## Exercise aim
Show all lines holding the string "Employment".

## Records shown
════════════════
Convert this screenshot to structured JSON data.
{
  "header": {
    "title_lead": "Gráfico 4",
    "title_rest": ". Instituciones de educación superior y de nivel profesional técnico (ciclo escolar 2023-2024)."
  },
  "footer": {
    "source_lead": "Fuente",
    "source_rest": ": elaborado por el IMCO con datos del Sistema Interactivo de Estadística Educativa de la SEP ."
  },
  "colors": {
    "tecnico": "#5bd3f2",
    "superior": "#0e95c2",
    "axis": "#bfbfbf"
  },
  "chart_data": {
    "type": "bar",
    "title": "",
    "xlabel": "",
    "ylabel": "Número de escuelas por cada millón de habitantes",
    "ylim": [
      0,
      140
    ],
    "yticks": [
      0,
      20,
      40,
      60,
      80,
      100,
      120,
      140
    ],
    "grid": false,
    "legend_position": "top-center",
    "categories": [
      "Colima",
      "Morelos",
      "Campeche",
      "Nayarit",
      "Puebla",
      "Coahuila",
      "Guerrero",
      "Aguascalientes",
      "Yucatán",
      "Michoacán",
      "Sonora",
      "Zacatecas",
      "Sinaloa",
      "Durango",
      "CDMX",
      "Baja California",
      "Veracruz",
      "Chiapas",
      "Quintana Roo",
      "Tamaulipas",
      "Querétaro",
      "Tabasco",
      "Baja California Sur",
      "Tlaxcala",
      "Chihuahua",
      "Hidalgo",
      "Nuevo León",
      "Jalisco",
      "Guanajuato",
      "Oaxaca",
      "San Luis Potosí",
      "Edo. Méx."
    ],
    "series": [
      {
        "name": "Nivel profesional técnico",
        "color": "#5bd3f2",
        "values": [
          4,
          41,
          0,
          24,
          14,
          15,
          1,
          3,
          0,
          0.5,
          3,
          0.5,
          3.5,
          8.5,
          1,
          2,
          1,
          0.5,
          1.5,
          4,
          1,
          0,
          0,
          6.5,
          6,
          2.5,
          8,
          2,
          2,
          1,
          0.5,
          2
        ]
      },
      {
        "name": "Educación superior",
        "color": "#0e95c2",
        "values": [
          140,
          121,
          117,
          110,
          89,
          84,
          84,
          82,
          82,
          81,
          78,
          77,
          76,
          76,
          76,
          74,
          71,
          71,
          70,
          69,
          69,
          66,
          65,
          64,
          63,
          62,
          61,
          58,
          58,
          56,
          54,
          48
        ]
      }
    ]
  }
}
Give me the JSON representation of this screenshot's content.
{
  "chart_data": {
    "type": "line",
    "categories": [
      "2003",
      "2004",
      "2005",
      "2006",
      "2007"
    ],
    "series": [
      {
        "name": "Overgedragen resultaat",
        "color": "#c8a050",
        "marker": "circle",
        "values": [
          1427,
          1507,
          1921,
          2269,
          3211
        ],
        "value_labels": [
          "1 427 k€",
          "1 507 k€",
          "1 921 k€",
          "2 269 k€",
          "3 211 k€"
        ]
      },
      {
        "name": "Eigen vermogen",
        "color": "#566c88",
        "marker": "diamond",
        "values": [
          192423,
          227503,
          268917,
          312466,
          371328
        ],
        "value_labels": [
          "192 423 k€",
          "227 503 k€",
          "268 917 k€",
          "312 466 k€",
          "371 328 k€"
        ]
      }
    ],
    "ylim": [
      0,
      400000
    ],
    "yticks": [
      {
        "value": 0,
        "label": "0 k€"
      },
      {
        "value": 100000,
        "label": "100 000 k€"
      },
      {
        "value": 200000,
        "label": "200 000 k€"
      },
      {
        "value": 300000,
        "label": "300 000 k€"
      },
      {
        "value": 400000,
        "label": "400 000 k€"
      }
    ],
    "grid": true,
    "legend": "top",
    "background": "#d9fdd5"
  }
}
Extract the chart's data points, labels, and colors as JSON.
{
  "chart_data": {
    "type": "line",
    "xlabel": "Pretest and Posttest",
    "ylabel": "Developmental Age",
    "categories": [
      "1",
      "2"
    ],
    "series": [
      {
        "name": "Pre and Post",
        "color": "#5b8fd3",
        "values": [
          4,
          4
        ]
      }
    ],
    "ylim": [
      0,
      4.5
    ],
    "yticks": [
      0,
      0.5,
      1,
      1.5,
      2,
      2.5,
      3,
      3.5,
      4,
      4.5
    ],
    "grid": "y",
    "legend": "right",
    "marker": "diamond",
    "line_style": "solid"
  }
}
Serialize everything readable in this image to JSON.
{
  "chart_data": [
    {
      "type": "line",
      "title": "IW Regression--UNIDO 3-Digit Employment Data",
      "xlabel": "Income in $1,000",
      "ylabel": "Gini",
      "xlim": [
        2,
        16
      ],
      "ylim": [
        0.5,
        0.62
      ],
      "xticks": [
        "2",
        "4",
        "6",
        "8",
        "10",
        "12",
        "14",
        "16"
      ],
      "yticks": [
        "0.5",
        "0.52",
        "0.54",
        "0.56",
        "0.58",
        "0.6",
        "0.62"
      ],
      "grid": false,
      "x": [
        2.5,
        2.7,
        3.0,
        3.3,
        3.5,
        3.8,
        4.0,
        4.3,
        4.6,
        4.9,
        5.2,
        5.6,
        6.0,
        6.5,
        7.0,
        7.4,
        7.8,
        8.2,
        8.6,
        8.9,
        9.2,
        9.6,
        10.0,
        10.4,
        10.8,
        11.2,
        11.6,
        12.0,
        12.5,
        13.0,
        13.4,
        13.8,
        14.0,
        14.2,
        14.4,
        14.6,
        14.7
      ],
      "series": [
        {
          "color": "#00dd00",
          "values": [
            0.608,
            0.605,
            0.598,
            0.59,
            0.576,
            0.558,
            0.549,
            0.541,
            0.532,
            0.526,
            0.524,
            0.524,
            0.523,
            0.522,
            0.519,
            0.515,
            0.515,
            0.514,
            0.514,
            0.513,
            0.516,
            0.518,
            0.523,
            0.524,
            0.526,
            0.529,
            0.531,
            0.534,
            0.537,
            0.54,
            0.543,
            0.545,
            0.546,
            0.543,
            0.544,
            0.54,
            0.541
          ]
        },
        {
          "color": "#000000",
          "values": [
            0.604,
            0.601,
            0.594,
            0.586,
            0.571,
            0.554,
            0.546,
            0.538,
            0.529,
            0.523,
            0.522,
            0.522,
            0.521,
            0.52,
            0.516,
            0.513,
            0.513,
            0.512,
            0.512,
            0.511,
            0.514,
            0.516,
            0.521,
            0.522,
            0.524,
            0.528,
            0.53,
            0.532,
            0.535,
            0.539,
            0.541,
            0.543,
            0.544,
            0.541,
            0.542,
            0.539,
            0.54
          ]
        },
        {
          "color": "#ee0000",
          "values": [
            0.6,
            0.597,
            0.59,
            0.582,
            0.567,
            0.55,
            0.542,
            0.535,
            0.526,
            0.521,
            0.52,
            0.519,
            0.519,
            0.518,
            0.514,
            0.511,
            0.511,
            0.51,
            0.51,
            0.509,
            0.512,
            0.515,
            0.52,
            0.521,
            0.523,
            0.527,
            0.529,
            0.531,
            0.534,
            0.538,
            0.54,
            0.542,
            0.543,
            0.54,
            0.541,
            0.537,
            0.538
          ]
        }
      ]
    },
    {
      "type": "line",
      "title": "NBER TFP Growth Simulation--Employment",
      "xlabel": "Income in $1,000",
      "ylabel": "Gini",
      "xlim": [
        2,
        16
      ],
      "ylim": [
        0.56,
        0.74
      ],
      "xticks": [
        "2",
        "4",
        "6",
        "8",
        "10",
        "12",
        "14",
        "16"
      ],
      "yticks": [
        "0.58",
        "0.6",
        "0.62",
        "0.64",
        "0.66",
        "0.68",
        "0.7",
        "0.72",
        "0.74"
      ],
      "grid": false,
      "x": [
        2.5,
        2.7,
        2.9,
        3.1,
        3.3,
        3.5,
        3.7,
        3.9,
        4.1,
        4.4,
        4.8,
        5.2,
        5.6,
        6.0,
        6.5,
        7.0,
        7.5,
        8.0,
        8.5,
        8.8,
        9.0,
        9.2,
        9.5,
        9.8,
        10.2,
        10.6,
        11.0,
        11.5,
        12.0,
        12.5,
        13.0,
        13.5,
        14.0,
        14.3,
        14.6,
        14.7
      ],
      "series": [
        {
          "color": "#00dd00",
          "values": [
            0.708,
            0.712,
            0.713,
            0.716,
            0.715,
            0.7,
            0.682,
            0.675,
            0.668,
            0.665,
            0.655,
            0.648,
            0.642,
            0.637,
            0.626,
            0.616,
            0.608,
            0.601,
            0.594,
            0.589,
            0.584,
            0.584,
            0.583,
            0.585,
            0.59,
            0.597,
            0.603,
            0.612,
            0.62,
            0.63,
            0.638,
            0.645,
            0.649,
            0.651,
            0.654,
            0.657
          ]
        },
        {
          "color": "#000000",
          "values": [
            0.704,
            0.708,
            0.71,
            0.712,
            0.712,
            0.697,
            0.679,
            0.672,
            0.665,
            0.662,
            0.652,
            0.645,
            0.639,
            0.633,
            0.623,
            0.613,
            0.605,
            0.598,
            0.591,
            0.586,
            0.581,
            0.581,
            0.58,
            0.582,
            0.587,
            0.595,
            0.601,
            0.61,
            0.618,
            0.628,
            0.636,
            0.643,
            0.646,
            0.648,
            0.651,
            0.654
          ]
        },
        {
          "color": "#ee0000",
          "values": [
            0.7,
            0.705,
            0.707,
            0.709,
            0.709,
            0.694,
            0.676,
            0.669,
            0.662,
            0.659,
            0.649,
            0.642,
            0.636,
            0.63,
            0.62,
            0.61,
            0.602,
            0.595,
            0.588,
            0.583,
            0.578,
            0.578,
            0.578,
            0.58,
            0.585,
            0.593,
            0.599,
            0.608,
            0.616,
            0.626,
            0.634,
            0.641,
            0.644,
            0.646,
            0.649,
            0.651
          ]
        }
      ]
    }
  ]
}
════════════════
## Result of this task
      "title": "IW Regression--UNIDO 3-Digit Employment Data",
      "title": "NBER TFP Growth Simulation--Employment",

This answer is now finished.